THE EXERCISE: Copy out every record below with complete accuracy.
▼
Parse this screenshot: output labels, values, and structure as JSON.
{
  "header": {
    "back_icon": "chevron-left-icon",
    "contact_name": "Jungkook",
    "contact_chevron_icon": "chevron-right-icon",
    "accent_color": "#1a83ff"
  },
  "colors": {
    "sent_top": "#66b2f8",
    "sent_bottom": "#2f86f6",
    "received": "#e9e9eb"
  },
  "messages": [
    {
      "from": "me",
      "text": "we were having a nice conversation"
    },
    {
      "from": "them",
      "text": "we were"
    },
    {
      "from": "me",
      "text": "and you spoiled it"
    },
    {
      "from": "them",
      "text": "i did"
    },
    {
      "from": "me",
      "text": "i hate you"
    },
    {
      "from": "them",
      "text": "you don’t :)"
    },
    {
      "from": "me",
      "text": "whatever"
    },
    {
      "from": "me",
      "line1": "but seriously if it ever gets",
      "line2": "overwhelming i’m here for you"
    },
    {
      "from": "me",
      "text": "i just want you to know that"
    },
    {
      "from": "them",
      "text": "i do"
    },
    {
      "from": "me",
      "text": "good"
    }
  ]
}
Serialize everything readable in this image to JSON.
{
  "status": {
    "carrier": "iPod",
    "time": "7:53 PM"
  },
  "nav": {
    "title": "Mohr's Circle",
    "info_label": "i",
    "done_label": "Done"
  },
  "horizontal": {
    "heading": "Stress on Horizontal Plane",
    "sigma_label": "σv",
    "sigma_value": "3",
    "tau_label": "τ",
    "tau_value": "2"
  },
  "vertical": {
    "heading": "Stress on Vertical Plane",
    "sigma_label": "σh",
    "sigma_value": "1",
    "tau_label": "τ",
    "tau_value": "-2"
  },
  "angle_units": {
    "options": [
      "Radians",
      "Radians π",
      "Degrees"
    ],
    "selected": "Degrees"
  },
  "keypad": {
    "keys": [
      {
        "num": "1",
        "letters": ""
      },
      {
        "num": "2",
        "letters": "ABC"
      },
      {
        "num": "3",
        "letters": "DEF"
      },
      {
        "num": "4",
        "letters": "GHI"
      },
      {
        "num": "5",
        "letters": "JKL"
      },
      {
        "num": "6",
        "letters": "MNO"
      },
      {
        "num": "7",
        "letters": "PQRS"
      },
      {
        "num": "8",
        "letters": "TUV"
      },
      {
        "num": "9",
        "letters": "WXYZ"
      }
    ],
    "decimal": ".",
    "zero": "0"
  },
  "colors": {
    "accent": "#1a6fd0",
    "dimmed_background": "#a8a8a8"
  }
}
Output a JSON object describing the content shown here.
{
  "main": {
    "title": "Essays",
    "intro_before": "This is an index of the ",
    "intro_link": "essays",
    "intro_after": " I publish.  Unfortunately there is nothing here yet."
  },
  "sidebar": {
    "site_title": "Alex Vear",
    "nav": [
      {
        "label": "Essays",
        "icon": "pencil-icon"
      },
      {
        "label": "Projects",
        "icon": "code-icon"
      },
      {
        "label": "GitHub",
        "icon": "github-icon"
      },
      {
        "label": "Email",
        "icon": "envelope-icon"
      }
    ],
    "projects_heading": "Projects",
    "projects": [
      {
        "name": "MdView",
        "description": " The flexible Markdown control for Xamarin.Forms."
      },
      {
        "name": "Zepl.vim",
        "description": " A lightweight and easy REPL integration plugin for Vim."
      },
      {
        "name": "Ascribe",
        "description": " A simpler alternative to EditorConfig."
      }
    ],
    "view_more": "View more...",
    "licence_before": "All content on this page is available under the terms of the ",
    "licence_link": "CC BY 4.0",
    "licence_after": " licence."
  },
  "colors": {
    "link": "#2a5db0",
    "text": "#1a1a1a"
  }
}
▲
WRITTEN REPLY:
Parse this screenshot: output labels, values, and structure as JSON.
{
  "header": {
    "back_icon": "chevron-left-icon",
    "contact_name": "Jungkook",
    "contact_chevron_icon": "chevron-right-icon",
    "accent_color": "#1a83ff"
  },
  "colors": {
    "sent_top": "#66b2f8",
    "sent_bottom": "#2f86f6",
    "received": "#e9e9eb"
  },
  "messages": [
    {
      "from": "me",
      "text": "we were having a nice conversation"
    },
    {
      "from": "them",
      "text": "we were"
    },
    {
      "from": "me",
      "text": "and you spoiled it"
    },
    {
      "from": "them",
      "text": "i did"
    },
    {
      "from": "me",
      "text": "i hate you"
    },
    {
      "from": "them",
      "text": "you don’t :)"
    },
    {
      "from": "me",
      "text": "whatever"
    },
    {
      "from": "me",
      "line1": "but seriously if it ever gets",
      "line2": "overwhelming i’m here for you"
    },
    {
      "from": "me",
      "text": "i just want you to know that"
    },
    {
      "from": "them",
      "text": "i do"
    },
    {
      "from": "me",
      "text": "good"
    }
  ]
}
Serialize everything readable in this image to JSON.
{
  "status": {
    "carrier": "iPod",
    "time": "7:53 PM"
  },
  "nav": {
    "title": "Mohr's Circle",
    "info_label": "i",
    "done_label": "Done"
  },
  "horizontal": {
    "heading": "Stress on Horizontal Plane",
    "sigma_label": "σv",
    "sigma_value": "3",
    "tau_label": "τ",
    "tau_value": "2"
  },
  "vertical": {
    "heading": "Stress on Vertical Plane",
    "sigma_label": "σh",
    "sigma_value": "1",
    "tau_label": "τ",
    "tau_value": "-2"
  },
  "angle_units": {
    "options": [
      "Radians",
      "Radians π",
      "Degrees"
    ],
    "selected": "Degrees"
  },
  "keypad": {
    "keys": [
      {
        "num": "1",
        "letters": ""
      },
      {
        "num": "2",
        "letters": "ABC"
      },
      {
        "num": "3",
        "letters": "DEF"
      },
      {
        "num": "4",
        "letters": "GHI"
      },
      {
        "num": "5",
        "letters": "JKL"
      },
      {
        "num": "6",
        "letters": "MNO"
      },
      {
        "num": "7",
        "letters": "PQRS"
      },
      {
        "num": "8",
        "letters": "TUV"
      },
      {
        "num": "9",
        "letters": "WXYZ"
      }
    ],
    "decimal": ".",
    "zero": "0"
  },
  "colors": {
    "accent": "#1a6fd0",
    "dimmed_background": "#a8a8a8"
  }
}
Output a JSON object describing the content shown here.
{
  "main": {
    "title": "Essays",
    "intro_before": "This is an index of the ",
    "intro_link": "essays",
    "intro_after": " I publish.  Unfortunately there is nothing here yet."
  },
  "sidebar": {
    "site_title": "Alex Vear",
    "nav": [
      {
        "label": "Essays",
        "icon": "pencil-icon"
      },
      {
        "label": "Projects",
        "icon": "code-icon"
      },
      {
        "label": "GitHub",
        "icon": "github-icon"
      },
      {
        "label": "Email",
        "icon": "envelope-icon"
      }
    ],
    "projects_heading": "Projects",
    "projects": [
      {
        "name": "MdView",
        "description": " The flexible Markdown control for Xamarin.Forms."
      },
      {
        "name": "Zepl.vim",
        "description": " A lightweight and easy REPL integration plugin for Vim."
      },
      {
        "name": "Ascribe",
        "description": " A simpler alternative to EditorConfig."
      }
    ],
    "view_more": "View more...",
    "licence_before": "All content on this page is available under the terms of the ",
    "licence_link": "CC BY 4.0",
    "licence_after": " licence."
  },
  "colors": {
    "link": "#2a5db0",
    "text": "#1a1a1a"
  }
}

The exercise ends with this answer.